Instructions to follow =>
Return only the number of lines holding the word "Size".

+++++

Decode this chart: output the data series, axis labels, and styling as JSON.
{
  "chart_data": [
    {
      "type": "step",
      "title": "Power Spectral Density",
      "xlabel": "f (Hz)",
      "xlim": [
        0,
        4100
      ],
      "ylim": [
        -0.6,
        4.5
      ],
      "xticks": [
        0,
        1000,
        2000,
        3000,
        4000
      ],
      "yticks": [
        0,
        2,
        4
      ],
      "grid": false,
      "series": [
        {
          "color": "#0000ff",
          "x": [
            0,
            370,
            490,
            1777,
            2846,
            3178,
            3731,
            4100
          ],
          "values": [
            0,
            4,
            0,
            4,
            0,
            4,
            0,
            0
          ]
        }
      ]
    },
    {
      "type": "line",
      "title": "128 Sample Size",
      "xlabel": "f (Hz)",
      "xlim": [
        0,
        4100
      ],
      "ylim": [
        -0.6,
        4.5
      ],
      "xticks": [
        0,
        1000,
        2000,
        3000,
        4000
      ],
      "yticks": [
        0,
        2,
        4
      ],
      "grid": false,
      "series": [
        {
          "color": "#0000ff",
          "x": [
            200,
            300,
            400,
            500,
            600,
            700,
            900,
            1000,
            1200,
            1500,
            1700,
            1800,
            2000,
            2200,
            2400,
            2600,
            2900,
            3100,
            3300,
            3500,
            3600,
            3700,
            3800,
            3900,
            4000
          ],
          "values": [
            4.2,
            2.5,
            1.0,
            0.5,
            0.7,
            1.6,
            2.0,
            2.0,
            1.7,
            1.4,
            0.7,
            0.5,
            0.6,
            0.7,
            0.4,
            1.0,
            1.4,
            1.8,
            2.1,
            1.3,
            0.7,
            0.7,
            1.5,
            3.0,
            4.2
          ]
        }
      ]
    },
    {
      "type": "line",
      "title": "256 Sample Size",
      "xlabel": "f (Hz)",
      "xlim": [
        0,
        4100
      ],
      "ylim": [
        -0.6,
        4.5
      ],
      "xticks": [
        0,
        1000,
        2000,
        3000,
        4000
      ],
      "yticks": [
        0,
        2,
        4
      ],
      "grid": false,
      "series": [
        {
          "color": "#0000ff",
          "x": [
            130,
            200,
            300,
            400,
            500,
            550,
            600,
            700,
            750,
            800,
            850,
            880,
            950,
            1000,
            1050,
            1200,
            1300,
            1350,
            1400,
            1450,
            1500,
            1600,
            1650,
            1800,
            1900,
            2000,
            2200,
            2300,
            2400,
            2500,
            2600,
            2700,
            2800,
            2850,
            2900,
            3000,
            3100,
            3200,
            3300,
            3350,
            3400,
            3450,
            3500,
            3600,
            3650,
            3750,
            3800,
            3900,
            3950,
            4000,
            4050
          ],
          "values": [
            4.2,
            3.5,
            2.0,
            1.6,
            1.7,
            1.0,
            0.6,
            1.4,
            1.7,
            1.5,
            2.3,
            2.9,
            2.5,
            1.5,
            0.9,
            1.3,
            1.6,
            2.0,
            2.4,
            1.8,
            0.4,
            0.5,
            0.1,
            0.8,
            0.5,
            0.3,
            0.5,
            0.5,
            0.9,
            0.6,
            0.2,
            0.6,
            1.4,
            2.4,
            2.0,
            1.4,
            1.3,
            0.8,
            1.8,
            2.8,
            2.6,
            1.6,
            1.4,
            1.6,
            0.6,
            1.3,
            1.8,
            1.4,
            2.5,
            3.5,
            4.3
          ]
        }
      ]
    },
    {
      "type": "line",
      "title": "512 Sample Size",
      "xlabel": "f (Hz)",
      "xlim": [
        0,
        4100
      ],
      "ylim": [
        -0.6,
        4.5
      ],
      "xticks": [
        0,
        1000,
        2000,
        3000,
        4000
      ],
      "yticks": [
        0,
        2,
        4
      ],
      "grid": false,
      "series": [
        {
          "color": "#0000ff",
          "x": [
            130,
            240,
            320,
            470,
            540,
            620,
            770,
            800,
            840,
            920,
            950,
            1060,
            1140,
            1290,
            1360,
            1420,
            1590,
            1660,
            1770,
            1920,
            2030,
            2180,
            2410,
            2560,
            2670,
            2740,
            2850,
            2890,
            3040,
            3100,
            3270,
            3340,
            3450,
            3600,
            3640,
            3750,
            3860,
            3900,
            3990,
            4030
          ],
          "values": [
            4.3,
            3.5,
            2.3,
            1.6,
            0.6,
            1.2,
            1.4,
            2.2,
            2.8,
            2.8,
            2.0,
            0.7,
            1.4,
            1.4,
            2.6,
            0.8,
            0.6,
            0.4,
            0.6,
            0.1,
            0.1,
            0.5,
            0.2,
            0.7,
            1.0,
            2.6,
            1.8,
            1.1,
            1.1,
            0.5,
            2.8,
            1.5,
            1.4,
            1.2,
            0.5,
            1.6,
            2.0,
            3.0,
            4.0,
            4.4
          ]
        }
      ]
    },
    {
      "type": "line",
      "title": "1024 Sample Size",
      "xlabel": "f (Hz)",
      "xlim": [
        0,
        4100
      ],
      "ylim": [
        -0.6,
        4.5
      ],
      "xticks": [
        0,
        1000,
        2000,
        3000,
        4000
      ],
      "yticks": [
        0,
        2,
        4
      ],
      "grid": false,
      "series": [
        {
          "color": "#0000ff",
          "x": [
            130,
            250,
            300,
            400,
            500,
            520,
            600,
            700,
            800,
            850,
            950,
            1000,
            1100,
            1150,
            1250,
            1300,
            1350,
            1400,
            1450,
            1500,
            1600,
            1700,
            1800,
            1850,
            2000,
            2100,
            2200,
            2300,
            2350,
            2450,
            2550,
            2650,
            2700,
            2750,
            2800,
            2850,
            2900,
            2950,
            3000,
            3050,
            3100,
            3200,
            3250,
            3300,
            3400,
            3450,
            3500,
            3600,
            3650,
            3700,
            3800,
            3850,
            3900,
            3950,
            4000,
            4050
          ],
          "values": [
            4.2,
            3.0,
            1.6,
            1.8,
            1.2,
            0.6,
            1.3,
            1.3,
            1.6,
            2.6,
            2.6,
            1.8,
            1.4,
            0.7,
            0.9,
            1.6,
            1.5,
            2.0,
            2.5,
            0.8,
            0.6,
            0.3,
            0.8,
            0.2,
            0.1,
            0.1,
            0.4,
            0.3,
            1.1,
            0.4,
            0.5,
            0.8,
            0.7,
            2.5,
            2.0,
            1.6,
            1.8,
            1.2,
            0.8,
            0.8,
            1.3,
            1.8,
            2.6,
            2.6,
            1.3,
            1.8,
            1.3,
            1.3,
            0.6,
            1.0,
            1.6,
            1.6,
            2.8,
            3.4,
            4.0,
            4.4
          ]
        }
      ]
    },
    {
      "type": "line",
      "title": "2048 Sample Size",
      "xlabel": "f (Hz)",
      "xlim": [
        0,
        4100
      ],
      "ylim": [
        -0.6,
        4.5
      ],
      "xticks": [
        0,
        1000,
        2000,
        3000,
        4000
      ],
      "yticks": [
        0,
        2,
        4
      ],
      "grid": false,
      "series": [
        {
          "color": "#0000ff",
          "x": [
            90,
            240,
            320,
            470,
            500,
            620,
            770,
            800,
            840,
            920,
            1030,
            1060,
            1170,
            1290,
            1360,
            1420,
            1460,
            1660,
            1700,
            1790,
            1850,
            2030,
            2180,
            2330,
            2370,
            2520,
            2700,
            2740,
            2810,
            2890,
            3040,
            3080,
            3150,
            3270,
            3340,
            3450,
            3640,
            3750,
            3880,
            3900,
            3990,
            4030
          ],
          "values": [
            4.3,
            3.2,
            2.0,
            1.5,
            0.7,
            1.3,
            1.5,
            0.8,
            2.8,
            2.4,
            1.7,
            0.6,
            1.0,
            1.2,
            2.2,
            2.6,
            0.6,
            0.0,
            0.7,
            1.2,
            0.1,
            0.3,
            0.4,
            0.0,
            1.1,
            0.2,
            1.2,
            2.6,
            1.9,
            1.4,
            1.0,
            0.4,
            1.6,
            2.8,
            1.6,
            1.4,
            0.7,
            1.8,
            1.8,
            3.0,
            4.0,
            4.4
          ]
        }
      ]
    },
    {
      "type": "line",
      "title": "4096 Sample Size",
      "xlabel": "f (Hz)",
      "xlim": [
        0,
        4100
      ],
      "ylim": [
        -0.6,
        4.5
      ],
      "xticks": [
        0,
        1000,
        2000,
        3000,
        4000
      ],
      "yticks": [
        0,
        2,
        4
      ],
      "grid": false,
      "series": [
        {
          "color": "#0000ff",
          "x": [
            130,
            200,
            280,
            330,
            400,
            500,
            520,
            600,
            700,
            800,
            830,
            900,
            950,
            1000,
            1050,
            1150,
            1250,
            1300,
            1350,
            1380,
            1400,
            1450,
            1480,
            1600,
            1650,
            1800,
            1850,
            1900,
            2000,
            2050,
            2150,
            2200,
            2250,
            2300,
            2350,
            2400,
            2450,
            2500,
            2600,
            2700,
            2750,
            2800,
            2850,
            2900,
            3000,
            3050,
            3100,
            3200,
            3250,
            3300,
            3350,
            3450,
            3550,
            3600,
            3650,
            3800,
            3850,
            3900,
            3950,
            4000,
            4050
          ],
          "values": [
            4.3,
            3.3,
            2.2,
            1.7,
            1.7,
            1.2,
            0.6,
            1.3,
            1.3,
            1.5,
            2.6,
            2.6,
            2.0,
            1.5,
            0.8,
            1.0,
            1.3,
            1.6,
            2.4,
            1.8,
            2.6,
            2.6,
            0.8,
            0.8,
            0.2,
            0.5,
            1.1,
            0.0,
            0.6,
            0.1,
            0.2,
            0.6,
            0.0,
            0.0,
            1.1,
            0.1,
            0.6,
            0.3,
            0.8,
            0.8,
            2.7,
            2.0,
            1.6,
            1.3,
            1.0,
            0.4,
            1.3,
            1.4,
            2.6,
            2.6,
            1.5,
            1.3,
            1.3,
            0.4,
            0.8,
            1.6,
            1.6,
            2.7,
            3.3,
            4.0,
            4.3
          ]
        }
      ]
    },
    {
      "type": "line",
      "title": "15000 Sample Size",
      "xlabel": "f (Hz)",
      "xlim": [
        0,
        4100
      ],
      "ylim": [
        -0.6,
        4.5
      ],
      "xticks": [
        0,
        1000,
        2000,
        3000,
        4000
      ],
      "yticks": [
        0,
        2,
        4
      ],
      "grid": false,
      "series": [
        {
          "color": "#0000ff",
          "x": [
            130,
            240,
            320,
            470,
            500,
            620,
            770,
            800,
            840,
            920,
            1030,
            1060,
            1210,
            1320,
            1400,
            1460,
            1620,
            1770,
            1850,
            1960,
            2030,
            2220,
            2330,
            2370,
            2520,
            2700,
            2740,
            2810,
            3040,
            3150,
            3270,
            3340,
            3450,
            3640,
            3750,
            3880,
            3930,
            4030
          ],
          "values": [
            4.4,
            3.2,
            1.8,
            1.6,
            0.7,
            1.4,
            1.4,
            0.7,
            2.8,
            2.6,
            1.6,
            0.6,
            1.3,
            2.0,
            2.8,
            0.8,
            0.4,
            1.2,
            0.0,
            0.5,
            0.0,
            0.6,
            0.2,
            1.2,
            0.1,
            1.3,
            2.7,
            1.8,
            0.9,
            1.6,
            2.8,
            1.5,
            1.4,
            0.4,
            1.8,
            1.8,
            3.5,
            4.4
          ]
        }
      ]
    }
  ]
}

+++++

Written response =>
7